▸ **EXERCISE DETAILS**:
Print all the records exactly, please.

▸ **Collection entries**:
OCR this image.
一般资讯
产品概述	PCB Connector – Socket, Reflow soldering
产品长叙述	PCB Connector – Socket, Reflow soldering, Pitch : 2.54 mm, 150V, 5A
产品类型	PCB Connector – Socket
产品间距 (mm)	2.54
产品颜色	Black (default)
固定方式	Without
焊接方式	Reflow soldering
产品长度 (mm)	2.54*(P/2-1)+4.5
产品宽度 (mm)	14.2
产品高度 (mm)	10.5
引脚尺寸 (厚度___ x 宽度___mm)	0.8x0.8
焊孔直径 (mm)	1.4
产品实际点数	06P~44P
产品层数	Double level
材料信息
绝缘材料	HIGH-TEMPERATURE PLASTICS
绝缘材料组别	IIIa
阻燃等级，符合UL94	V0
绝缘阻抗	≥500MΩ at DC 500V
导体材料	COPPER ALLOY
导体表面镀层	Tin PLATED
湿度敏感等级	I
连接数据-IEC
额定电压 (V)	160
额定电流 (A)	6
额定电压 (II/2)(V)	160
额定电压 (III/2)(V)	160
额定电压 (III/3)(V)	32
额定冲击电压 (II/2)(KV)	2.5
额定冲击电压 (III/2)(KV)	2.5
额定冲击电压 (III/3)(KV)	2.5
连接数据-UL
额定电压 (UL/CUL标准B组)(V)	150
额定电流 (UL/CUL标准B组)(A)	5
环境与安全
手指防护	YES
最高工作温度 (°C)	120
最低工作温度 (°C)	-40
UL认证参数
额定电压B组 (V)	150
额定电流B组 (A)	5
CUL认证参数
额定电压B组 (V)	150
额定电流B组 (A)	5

▸ **FINISHED ANSWER**:
OCR this image.
一般资讯
产品概述	PCB Connector – Socket, Reflow soldering
产品长叙述	PCB Connector – Socket, Reflow soldering, Pitch : 2.54 mm, 150V, 5A
产品类型	PCB Connector – Socket
产品间距 (mm)	2.54
产品颜色	Black (default)
固定方式	Without
焊接方式	Reflow soldering
产品长度 (mm)	2.54*(P/2-1)+4.5
产品宽度 (mm)	14.2
产品高度 (mm)	10.5
引脚尺寸 (厚度___ x 宽度___mm)	0.8x0.8
焊孔直径 (mm)	1.4
产品实际点数	06P~44P
产品层数	Double level
材料信息
绝缘材料	HIGH-TEMPERATURE PLASTICS
绝缘材料组别	IIIa
阻燃等级，符合UL94	V0
绝缘阻抗	≥500MΩ at DC 500V
导体材料	COPPER ALLOY
导体表面镀层	Tin PLATED
湿度敏感等级	I
连接数据-IEC
额定电压 (V)	160
额定电流 (A)	6
额定电压 (II/2)(V)	160
额定电压 (III/2)(V)	160
额定电压 (III/3)(V)	32
额定冲击电压 (II/2)(KV)	2.5
额定冲击电压 (III/2)(KV)	2.5
额定冲击电压 (III/3)(KV)	2.5
连接数据-UL
额定电压 (UL/CUL标准B组)(V)	150
额定电流 (UL/CUL标准B组)(A)	5
环境与安全
手指防护	YES
最高工作温度 (°C)	120
最低工作温度 (°C)	-40
UL认证参数
额定电压B组 (V)	150
额定电流B组 (A)	5
CUL认证参数
额定电压B组 (V)	150
额定电流B组 (A)	5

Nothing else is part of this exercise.